### Records from a data source

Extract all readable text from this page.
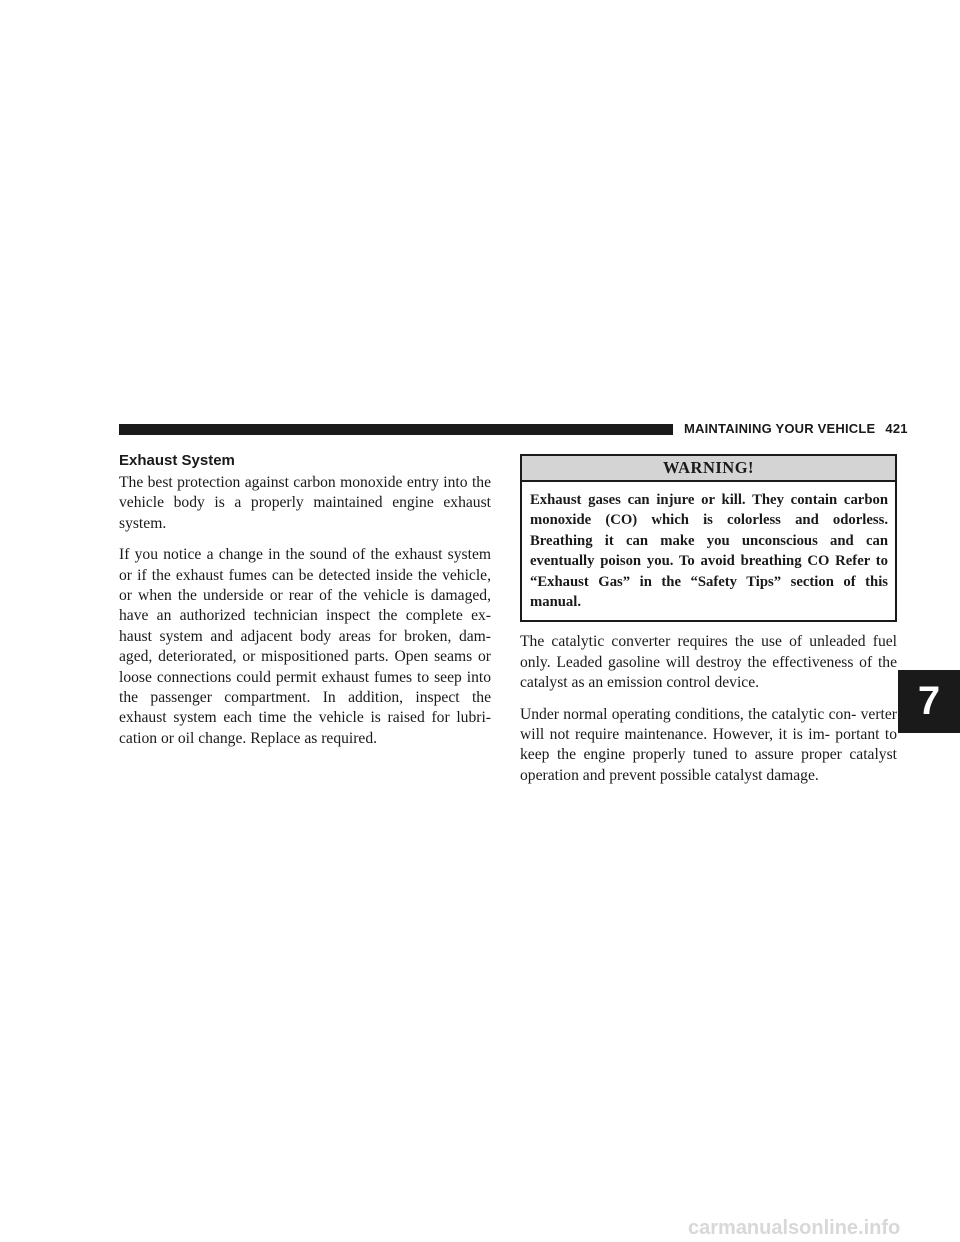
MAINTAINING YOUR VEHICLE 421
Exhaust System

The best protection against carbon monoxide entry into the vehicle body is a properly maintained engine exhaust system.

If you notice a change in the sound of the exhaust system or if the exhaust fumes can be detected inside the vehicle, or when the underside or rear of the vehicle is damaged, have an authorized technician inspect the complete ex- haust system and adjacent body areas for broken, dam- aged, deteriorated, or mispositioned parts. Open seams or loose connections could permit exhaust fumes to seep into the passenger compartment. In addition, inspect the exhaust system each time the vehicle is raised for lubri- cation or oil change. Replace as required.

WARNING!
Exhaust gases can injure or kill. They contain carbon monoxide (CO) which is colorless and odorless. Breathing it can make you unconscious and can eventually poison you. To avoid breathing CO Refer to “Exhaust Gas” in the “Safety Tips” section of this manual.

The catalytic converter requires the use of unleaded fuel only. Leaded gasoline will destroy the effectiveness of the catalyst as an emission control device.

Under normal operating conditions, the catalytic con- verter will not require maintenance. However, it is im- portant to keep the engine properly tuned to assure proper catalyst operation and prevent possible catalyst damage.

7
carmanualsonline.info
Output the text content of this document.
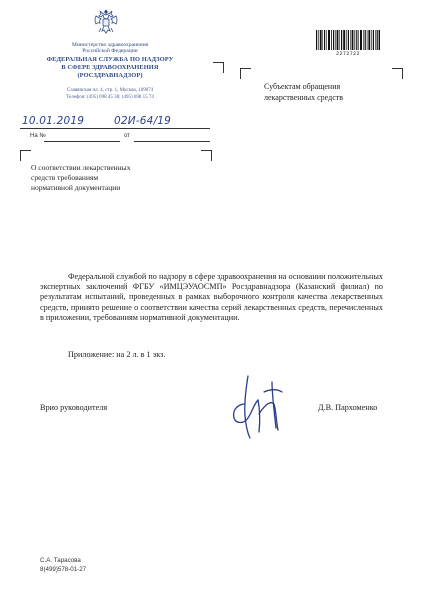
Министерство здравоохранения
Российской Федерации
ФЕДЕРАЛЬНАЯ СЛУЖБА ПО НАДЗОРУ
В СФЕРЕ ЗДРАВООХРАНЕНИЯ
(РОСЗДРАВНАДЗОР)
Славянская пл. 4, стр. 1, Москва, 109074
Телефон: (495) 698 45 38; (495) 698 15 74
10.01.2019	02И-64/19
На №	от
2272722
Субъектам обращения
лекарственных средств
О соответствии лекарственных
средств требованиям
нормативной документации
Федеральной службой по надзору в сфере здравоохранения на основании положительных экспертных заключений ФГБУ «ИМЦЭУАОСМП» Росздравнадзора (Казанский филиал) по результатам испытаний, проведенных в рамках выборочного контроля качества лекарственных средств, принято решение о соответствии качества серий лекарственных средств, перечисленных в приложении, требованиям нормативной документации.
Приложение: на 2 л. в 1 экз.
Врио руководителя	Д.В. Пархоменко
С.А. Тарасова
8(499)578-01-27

* * *

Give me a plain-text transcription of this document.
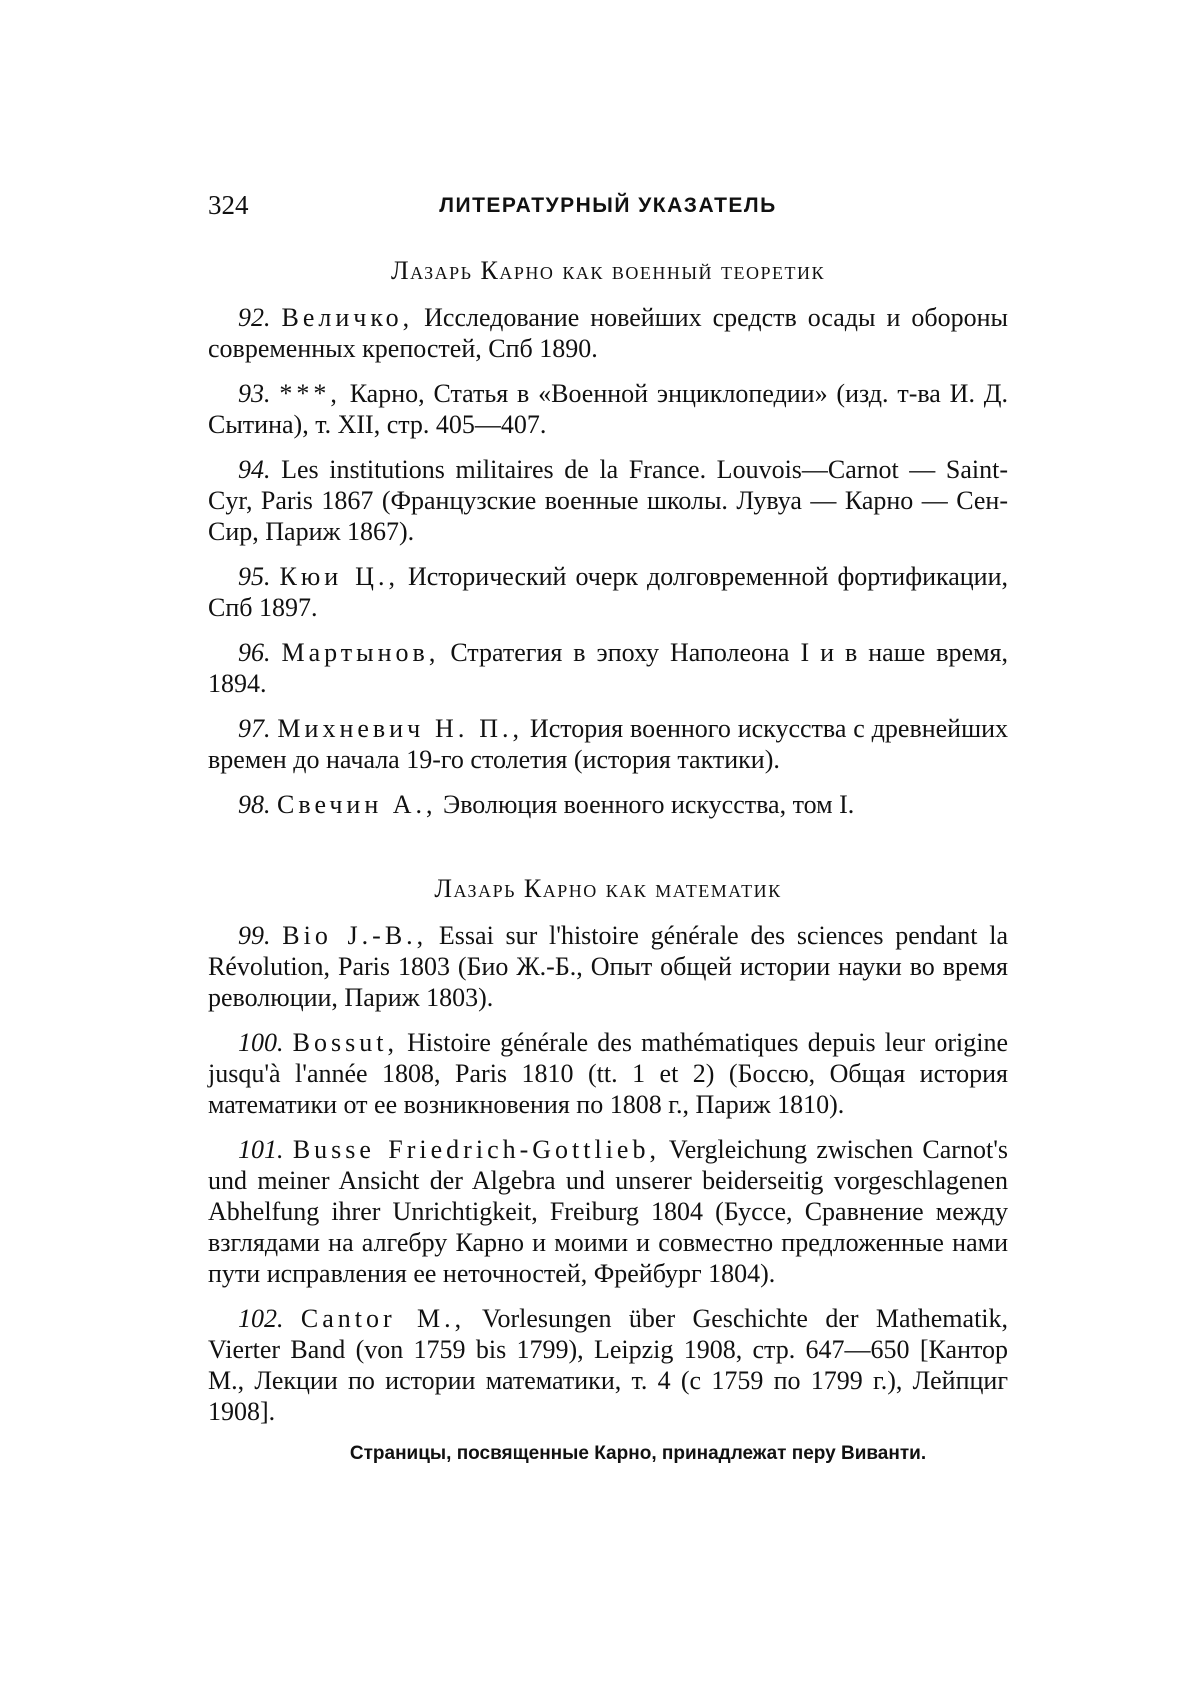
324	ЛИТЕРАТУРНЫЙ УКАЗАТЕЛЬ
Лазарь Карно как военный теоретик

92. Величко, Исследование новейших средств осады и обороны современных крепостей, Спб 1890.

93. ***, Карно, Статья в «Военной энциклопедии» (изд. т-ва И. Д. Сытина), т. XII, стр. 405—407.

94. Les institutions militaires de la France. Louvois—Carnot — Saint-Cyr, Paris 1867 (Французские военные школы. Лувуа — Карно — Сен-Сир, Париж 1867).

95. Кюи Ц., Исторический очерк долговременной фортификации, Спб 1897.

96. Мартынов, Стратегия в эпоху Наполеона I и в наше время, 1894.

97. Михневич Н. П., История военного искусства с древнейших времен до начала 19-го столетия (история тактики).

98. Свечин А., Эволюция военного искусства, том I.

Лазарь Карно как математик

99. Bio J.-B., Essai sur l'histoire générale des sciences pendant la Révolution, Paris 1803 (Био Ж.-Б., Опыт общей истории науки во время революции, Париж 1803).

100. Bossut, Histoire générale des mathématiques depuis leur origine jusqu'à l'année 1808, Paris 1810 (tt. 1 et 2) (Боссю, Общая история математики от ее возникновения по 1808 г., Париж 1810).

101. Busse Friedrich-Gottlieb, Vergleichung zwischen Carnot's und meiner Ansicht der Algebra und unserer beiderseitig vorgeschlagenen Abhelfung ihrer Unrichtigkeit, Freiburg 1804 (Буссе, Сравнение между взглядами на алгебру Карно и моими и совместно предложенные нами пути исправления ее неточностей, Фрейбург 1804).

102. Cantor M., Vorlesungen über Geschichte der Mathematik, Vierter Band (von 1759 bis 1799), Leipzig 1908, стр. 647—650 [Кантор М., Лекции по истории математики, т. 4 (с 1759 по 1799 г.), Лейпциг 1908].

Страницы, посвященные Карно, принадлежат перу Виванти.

### Work to complete
What number of lines in the records contain the word "Carnot"? Answer with that number alone.

### Reply
2